* Work to complete *
Read the records below and copy each line that contains "agriffe".

* Extracted entries *
# # # # # # #
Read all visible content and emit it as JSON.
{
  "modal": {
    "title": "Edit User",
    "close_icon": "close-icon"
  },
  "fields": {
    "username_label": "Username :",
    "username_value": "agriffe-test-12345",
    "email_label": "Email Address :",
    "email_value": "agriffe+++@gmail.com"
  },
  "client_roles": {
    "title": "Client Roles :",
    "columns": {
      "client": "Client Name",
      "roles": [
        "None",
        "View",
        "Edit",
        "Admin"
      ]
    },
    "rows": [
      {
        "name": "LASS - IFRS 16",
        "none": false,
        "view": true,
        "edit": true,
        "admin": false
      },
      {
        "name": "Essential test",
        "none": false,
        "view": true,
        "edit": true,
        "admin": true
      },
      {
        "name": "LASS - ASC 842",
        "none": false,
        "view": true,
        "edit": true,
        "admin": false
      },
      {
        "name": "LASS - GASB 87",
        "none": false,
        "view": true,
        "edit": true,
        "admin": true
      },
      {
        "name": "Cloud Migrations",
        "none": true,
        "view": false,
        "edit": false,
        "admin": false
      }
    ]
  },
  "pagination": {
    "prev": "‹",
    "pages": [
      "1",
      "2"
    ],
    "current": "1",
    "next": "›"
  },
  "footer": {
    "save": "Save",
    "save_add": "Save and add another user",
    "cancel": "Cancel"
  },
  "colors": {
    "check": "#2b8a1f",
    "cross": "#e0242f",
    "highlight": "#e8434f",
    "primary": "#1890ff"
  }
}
# # # # # # #
* Expected answer *
    "username_value": "agriffe-test-12345",
    "email_value": "agriffe+++@gmail.com"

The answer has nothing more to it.